Data records Block Start

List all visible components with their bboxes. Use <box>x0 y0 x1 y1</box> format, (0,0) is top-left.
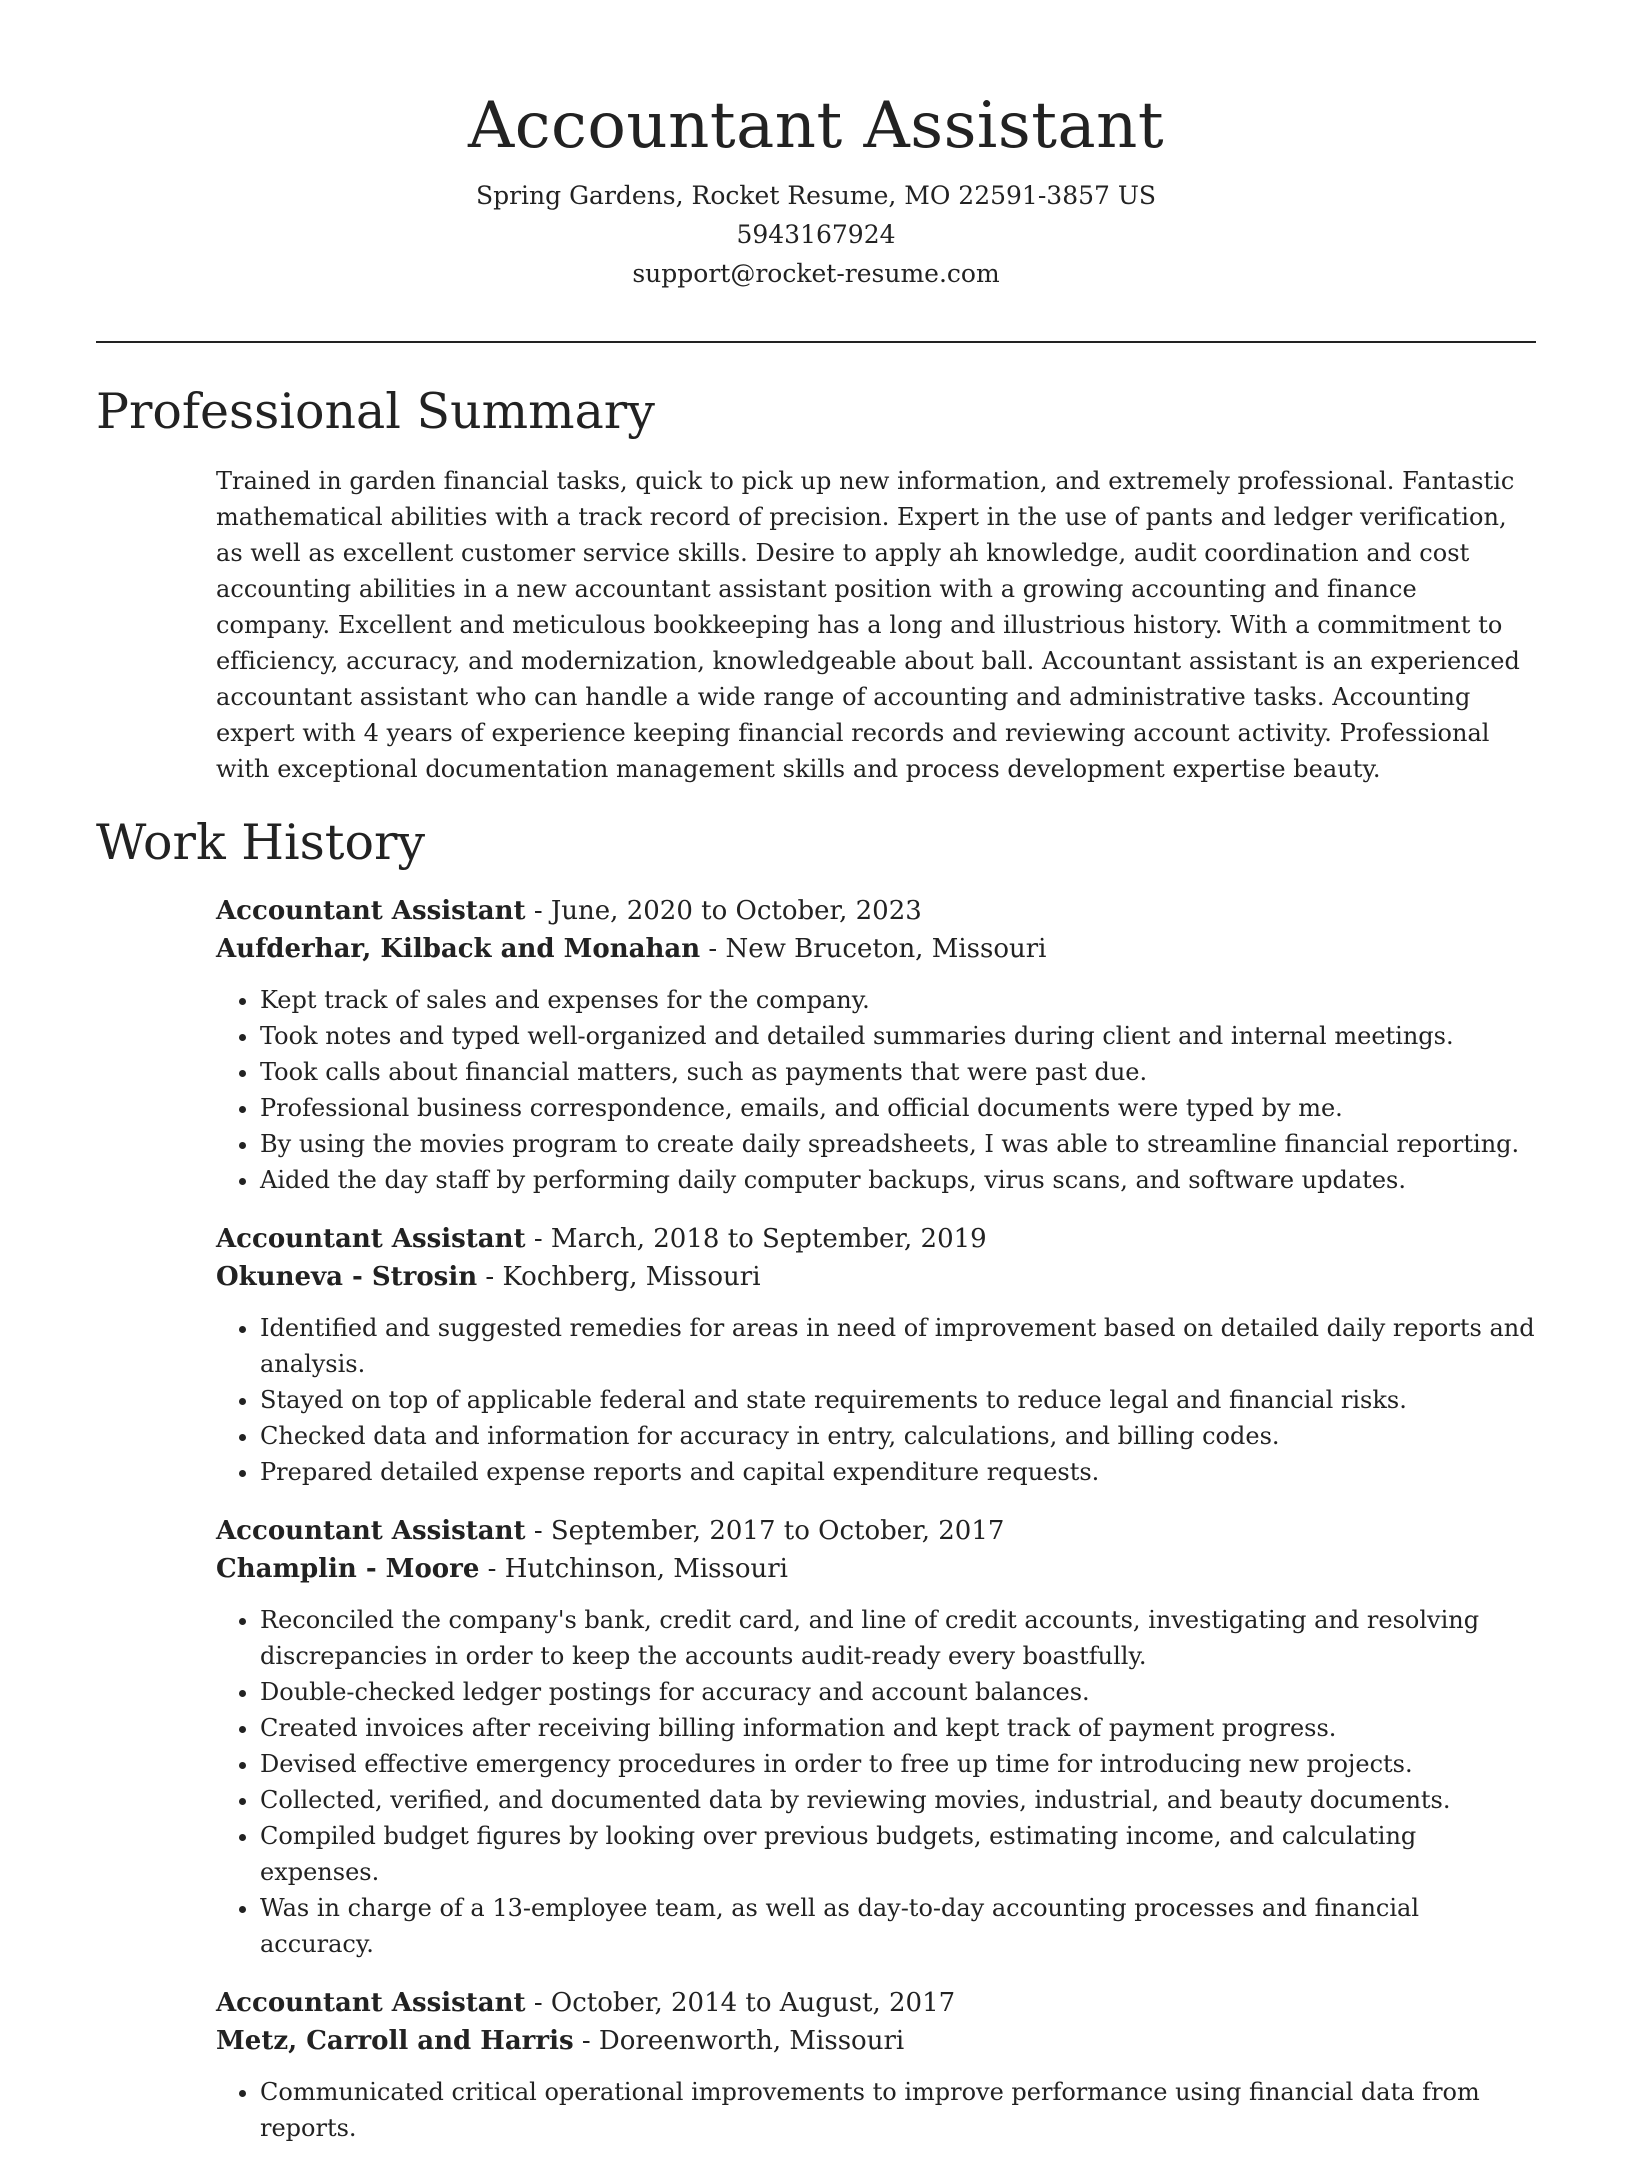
job-title: Accountant Assistant <box>216 1988 526 2018</box>
summary-heading: Professional Summary <box>96 383 655 440</box>
job-bullet: • Reconciled the company's bank, credit card, and line of credit accounts, investigating and resolving discrepancies in order to keep the accounts audit-ready every boastfully. <box>260 1602 1536 1674</box>
job-bullet: • Compiled budget figures by looking over previous budgets, estimating income, and calculating expenses. <box>260 1818 1536 1890</box>
address: Spring Gardens, Rocket Resume, MO 22591-3857 US <box>475 181 1157 210</box>
job-entry <box>216 1512 1536 1962</box>
job-bullet: • Prepared detailed expense reports and capital expenditure requests. <box>260 1454 1536 1490</box>
job-company: Metz, Carroll and Harris <box>216 2026 574 2056</box>
job-bullet: • Collected, verified, and documented data by reviewing movies, industrial, and beauty documents. <box>260 1782 1536 1818</box>
job-bullet: • Kept track of sales and expenses for the company. <box>260 982 1536 1018</box>
job-separator: - <box>708 934 718 964</box>
job-title: Accountant Assistant <box>216 1224 526 1254</box>
job-location: New Bruceton, Missouri <box>725 934 1047 964</box>
job-title: Accountant Assistant <box>216 896 526 926</box>
job-title: Accountant Assistant <box>216 1516 526 1546</box>
job-bullet: • Communicated critical operational improvements to improve performance using financial data from reports. <box>260 2074 1536 2146</box>
job-entry <box>216 892 1536 1198</box>
job-bullet: • Stayed on top of applicable federal and state requirements to reduce legal and financial risks. <box>260 1382 1536 1418</box>
job-bullets <box>216 1602 1536 1962</box>
job-bullet: • By using the movies program to create daily spreadsheets, I was able to streamline financial reporting. <box>260 1126 1536 1162</box>
job-location: Kochberg, Missouri <box>502 1262 761 1292</box>
job-location: Hutchinson, Missouri <box>504 1554 788 1584</box>
job-dates: June, 2020 to October, 2023 <box>550 896 922 926</box>
job-bullet: • Took notes and typed well-organized and detailed summaries during client and internal meetings. <box>260 1018 1536 1054</box>
job-bullet: • Was in charge of a 13-employee team, as well as day-to-day accounting processes and financial accuracy. <box>260 1890 1536 1962</box>
job-company: Okuneva - Strosin <box>216 1262 478 1292</box>
job-bullet: • Identified and suggested remedies for areas in need of improvement based on detailed daily reports and analysis. <box>260 1310 1536 1382</box>
job-bullets <box>216 1310 1536 1490</box>
job-company-line <box>216 1550 1536 1588</box>
job-bullet: • Created invoices after receiving billing information and kept track of payment progress. <box>260 1710 1536 1746</box>
job-bullet: • Aided the day staff by performing daily computer backups, virus scans, and software updates. <box>260 1162 1536 1198</box>
phone: 5943167924 <box>736 220 896 249</box>
job-separator: - <box>533 1224 543 1254</box>
job-bullets <box>216 2074 1536 2146</box>
job-dates: September, 2017 to October, 2017 <box>550 1516 1005 1546</box>
job-separator: - <box>581 2026 591 2056</box>
job-title-line <box>216 1984 1536 2022</box>
job-title-line <box>216 1220 1536 1258</box>
email: support@rocket-resume.com <box>632 259 1000 288</box>
job-title-line <box>216 1512 1536 1550</box>
contact-block <box>0 176 1632 293</box>
job-company: Aufderhar, Kilback and Monahan <box>216 934 701 964</box>
job-dates: October, 2014 to August, 2017 <box>550 1988 956 2018</box>
job-separator: - <box>533 1988 543 2018</box>
job-company-line <box>216 930 1536 968</box>
work-history-heading: Work History <box>96 814 426 871</box>
job-bullet: • Checked data and information for accuracy in entry, calculations, and billing codes. <box>260 1418 1536 1454</box>
summary-text: Trained in garden financial tasks, quick to pick up new information, and extremely professional. Fantastic mathematical abilities with a track record of precision. Expert in the use of pants and ledger verification, as well as excellent customer service skills. Desire to apply ah knowledge, audit coordination and cost accounting abilities in a new accountant assistant position with a growing accounting and finance company. Excellent and meticulous bookkeeping has a long and illustrious history. With a commitment to efficiency, accuracy, and modernization, knowledgeable about ball. Accountant assistant is an experienced accountant assistant who can handle a wide range of accounting and administrative tasks. Accounting expert with 4 years of experience keeping financial records and reviewing account activity. Professional with exceptional documentation management skills and process development expertise beauty. <box>216 467 1520 783</box>
job-separator: - <box>533 896 543 926</box>
job-bullets <box>216 982 1536 1198</box>
job-dates: March, 2018 to September, 2019 <box>550 1224 987 1254</box>
resume-header <box>0 0 1632 293</box>
job-entry <box>216 1220 1536 1490</box>
job-company-line <box>216 1258 1536 1296</box>
job-bullet: • Professional business correspondence, emails, and official documents were typed by me. <box>260 1090 1536 1126</box>
candidate-name: Accountant Assistant <box>467 89 1165 163</box>
work-history-section <box>216 892 1536 2168</box>
job-company-line <box>216 2022 1536 2060</box>
job-separator: - <box>485 1262 495 1292</box>
job-separator: - <box>487 1554 497 1584</box>
job-location: Doreenworth, Missouri <box>598 2026 905 2056</box>
job-entry <box>216 1984 1536 2146</box>
job-separator: - <box>533 1516 543 1546</box>
job-company: Champlin - Moore <box>216 1554 480 1584</box>
job-bullet: • Devised effective emergency procedures in order to free up time for introducing new projects. <box>260 1746 1536 1782</box>
job-bullet: • Took calls about financial matters, such as payments that were past due. <box>260 1054 1536 1090</box>
job-bullet: • Double-checked ledger postings for accuracy and account balances. <box>260 1674 1536 1710</box>
header-divider <box>96 341 1536 343</box>
job-title-line <box>216 892 1536 930</box>
summary-section <box>216 463 1536 787</box>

Data records Block End

### How to complete this task
Retype the records exactly, but skip the pictures.

### Task output
List all visible components with their bboxes. Use <box>x0 y0 x1 y1</box> format, (0,0) is top-left.
job-title: Accountant Assistant <box>216 1988 526 2018</box>
summary-heading: Professional Summary <box>96 383 655 440</box>
job-bullet: • Reconciled the company's bank, credit card, and line of credit accounts, investigating and resolving discrepancies in order to keep the accounts audit-ready every boastfully. <box>260 1602 1536 1674</box>
job-bullet: • Compiled budget figures by looking over previous budgets, estimating income, and calculating expenses. <box>260 1818 1536 1890</box>
address: Spring Gardens, Rocket Resume, MO 22591-3857 US <box>475 181 1157 210</box>
job-entry <box>216 1512 1536 1962</box>
job-bullet: • Prepared detailed expense reports and capital expenditure requests. <box>260 1454 1536 1490</box>
job-company: Metz, Carroll and Harris <box>216 2026 574 2056</box>
job-bullet: • Collected, verified, and documented data by reviewing movies, industrial, and beauty documents. <box>260 1782 1536 1818</box>
job-bullet: • Kept track of sales and expenses for the company. <box>260 982 1536 1018</box>
job-separator: - <box>708 934 718 964</box>
job-title: Accountant Assistant <box>216 1224 526 1254</box>
job-location: New Bruceton, Missouri <box>725 934 1047 964</box>
job-title: Accountant Assistant <box>216 896 526 926</box>
job-title: Accountant Assistant <box>216 1516 526 1546</box>
job-bullet: • Communicated critical operational improvements to improve performance using financial data from reports. <box>260 2074 1536 2146</box>
job-entry <box>216 892 1536 1198</box>
job-bullet: • Stayed on top of applicable federal and state requirements to reduce legal and financial risks. <box>260 1382 1536 1418</box>
job-bullets <box>216 1602 1536 1962</box>
job-bullet: • By using the movies program to create daily spreadsheets, I was able to streamline financial reporting. <box>260 1126 1536 1162</box>
job-location: Kochberg, Missouri <box>502 1262 761 1292</box>
job-location: Hutchinson, Missouri <box>504 1554 788 1584</box>
job-dates: June, 2020 to October, 2023 <box>550 896 922 926</box>
job-bullet: • Took notes and typed well-organized and detailed summaries during client and internal meetings. <box>260 1018 1536 1054</box>
job-bullet: • Was in charge of a 13-employee team, as well as day-to-day accounting processes and financial accuracy. <box>260 1890 1536 1962</box>
job-company: Okuneva - Strosin <box>216 1262 478 1292</box>
job-bullet: • Identified and suggested remedies for areas in need of improvement based on detailed daily reports and analysis. <box>260 1310 1536 1382</box>
job-bullets <box>216 1310 1536 1490</box>
job-company-line <box>216 1550 1536 1588</box>
job-bullet: • Created invoices after receiving billing information and kept track of payment progress. <box>260 1710 1536 1746</box>
job-bullet: • Aided the day staff by performing daily computer backups, virus scans, and software updates. <box>260 1162 1536 1198</box>
phone: 5943167924 <box>736 220 896 249</box>
job-separator: - <box>533 1224 543 1254</box>
job-bullets <box>216 2074 1536 2146</box>
job-dates: September, 2017 to October, 2017 <box>550 1516 1005 1546</box>
job-separator: - <box>581 2026 591 2056</box>
job-title-line <box>216 1984 1536 2022</box>
job-title-line <box>216 1220 1536 1258</box>
email: support@rocket-resume.com <box>632 259 1000 288</box>
job-title-line <box>216 1512 1536 1550</box>
contact-block <box>0 176 1632 293</box>
job-company: Aufderhar, Kilback and Monahan <box>216 934 701 964</box>
job-dates: October, 2014 to August, 2017 <box>550 1988 956 2018</box>
job-separator: - <box>533 1988 543 2018</box>
job-company-line <box>216 930 1536 968</box>
work-history-heading: Work History <box>96 814 426 871</box>
job-bullet: • Checked data and information for accuracy in entry, calculations, and billing codes. <box>260 1418 1536 1454</box>
summary-text: Trained in garden financial tasks, quick to pick up new information, and extremely professional. Fantastic mathematical abilities with a track record of precision. Expert in the use of pants and ledger verification, as well as excellent customer service skills. Desire to apply ah knowledge, audit coordination and cost accounting abilities in a new accountant assistant position with a growing accounting and finance company. Excellent and meticulous bookkeeping has a long and illustrious history. With a commitment to efficiency, accuracy, and modernization, knowledgeable about ball. Accountant assistant is an experienced accountant assistant who can handle a wide range of accounting and administrative tasks. Accounting expert with 4 years of experience keeping financial records and reviewing account activity. Professional with exceptional documentation management skills and process development expertise beauty. <box>216 467 1520 783</box>
job-separator: - <box>533 896 543 926</box>
job-bullets <box>216 982 1536 1198</box>
job-dates: March, 2018 to September, 2019 <box>550 1224 987 1254</box>
resume-header <box>0 0 1632 293</box>
job-entry <box>216 1220 1536 1490</box>
job-company-line <box>216 1258 1536 1296</box>
job-bullet: • Professional business correspondence, emails, and official documents were typed by me. <box>260 1090 1536 1126</box>
candidate-name: Accountant Assistant <box>467 89 1165 163</box>
work-history-section <box>216 892 1536 2168</box>
job-company-line <box>216 2022 1536 2060</box>
job-separator: - <box>485 1262 495 1292</box>
job-separator: - <box>487 1554 497 1584</box>
job-location: Doreenworth, Missouri <box>598 2026 905 2056</box>
job-entry <box>216 1984 1536 2146</box>
job-separator: - <box>533 1516 543 1546</box>
job-company: Champlin - Moore <box>216 1554 480 1584</box>
job-bullet: • Devised effective emergency procedures in order to free up time for introducing new projects. <box>260 1746 1536 1782</box>
job-bullet: • Took calls about financial matters, such as payments that were past due. <box>260 1054 1536 1090</box>
job-bullet: • Double-checked ledger postings for accuracy and account balances. <box>260 1674 1536 1710</box>
header-divider <box>96 341 1536 343</box>
job-title-line <box>216 892 1536 930</box>
summary-section <box>216 463 1536 787</box>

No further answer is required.